▶ **What to produce**:
Set out every line bearing the string "Type".

== Extracted information

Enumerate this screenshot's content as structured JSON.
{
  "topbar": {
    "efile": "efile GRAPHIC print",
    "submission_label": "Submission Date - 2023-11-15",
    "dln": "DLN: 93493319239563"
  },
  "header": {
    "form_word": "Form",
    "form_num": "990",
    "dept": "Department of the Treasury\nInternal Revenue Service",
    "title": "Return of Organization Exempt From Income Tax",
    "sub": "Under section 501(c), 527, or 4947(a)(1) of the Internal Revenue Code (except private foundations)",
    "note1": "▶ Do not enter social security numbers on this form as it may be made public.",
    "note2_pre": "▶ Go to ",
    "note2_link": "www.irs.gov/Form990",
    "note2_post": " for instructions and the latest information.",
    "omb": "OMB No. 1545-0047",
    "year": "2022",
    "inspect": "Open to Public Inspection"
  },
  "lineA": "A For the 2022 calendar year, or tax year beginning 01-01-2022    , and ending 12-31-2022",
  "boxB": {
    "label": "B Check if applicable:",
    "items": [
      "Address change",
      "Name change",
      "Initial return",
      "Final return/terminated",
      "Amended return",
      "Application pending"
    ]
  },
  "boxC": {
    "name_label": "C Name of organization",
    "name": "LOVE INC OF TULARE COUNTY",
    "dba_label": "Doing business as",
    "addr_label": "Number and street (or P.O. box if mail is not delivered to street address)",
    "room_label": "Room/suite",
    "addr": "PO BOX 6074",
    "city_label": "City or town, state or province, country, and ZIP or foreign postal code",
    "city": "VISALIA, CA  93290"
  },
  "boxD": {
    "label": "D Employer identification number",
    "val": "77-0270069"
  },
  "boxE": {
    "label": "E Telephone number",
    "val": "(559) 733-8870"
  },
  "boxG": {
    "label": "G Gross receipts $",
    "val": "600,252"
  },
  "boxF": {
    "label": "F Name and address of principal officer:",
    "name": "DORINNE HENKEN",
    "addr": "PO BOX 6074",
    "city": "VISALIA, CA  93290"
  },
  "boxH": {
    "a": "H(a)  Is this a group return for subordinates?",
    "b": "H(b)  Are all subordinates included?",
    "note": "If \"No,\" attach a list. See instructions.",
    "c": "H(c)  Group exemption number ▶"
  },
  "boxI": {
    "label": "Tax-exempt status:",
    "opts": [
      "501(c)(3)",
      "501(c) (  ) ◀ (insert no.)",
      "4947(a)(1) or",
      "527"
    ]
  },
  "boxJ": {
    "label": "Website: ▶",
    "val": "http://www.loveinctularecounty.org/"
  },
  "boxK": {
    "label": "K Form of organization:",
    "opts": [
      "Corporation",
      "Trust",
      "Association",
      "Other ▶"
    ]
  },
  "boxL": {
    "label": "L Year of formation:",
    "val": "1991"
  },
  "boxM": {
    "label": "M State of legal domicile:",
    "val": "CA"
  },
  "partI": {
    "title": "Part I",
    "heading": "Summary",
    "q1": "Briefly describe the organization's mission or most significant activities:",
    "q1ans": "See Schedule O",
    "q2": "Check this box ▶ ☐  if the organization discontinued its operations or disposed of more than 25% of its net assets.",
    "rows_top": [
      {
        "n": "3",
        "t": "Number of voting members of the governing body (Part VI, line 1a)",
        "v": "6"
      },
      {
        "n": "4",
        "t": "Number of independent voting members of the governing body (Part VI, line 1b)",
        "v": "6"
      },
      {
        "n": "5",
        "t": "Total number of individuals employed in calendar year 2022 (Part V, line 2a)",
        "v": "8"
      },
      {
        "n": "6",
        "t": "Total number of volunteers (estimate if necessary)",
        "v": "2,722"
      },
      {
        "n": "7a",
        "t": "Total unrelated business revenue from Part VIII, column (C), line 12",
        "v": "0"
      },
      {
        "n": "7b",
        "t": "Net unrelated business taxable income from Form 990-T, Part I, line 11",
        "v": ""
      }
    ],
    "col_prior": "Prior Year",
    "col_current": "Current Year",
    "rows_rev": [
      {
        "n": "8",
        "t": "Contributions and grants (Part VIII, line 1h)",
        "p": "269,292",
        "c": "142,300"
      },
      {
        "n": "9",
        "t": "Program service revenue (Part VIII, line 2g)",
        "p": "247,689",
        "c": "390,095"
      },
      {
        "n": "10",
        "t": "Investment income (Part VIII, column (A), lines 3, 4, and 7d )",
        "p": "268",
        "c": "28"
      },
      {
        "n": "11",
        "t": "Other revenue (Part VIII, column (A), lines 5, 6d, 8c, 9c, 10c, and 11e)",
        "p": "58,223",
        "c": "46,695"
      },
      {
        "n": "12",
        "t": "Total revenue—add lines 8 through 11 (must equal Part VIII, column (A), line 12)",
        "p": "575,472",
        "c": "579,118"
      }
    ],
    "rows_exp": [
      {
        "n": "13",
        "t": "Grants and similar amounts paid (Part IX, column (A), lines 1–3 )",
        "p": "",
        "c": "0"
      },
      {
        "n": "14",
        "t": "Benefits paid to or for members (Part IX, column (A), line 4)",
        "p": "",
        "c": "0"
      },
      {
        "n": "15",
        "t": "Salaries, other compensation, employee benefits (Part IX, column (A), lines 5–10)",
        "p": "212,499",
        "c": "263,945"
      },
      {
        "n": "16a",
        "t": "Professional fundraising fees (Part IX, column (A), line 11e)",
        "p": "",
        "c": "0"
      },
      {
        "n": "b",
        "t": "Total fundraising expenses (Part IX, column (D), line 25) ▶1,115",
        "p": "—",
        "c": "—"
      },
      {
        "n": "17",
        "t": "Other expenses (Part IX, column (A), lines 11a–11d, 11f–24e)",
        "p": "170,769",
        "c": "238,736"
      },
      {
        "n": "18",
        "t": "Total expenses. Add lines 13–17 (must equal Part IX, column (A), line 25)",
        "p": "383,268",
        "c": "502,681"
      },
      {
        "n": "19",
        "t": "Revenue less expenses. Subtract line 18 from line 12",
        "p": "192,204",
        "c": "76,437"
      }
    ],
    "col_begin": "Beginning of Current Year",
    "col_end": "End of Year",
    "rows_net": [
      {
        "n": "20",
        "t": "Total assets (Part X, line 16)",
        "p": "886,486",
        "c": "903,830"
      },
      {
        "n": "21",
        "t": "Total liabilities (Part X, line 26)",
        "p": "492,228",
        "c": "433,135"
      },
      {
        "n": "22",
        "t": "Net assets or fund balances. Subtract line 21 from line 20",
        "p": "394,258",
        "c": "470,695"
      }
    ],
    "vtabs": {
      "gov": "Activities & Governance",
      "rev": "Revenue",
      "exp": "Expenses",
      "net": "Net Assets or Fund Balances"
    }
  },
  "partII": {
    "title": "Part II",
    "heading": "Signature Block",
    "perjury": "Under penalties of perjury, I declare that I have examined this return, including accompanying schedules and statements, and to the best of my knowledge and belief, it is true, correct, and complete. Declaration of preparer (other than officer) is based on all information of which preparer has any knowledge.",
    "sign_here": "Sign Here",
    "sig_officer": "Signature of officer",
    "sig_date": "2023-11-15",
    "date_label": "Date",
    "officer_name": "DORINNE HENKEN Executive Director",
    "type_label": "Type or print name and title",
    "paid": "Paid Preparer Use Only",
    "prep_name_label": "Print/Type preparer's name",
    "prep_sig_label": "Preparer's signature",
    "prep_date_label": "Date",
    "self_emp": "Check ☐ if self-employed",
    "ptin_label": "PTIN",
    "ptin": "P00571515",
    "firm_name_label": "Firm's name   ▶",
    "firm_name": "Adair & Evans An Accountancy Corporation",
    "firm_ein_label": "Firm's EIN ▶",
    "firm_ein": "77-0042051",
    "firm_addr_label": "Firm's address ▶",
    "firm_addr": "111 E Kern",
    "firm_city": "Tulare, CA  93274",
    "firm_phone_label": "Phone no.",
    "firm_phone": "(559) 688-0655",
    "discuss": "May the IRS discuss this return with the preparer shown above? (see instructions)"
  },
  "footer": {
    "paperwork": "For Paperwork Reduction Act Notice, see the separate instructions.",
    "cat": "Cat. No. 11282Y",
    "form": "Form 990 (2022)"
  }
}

====

▶ **Answer to the problem**:
    "type_label": "Type or print name and title",
    "prep_name_label": "Print/Type preparer's name",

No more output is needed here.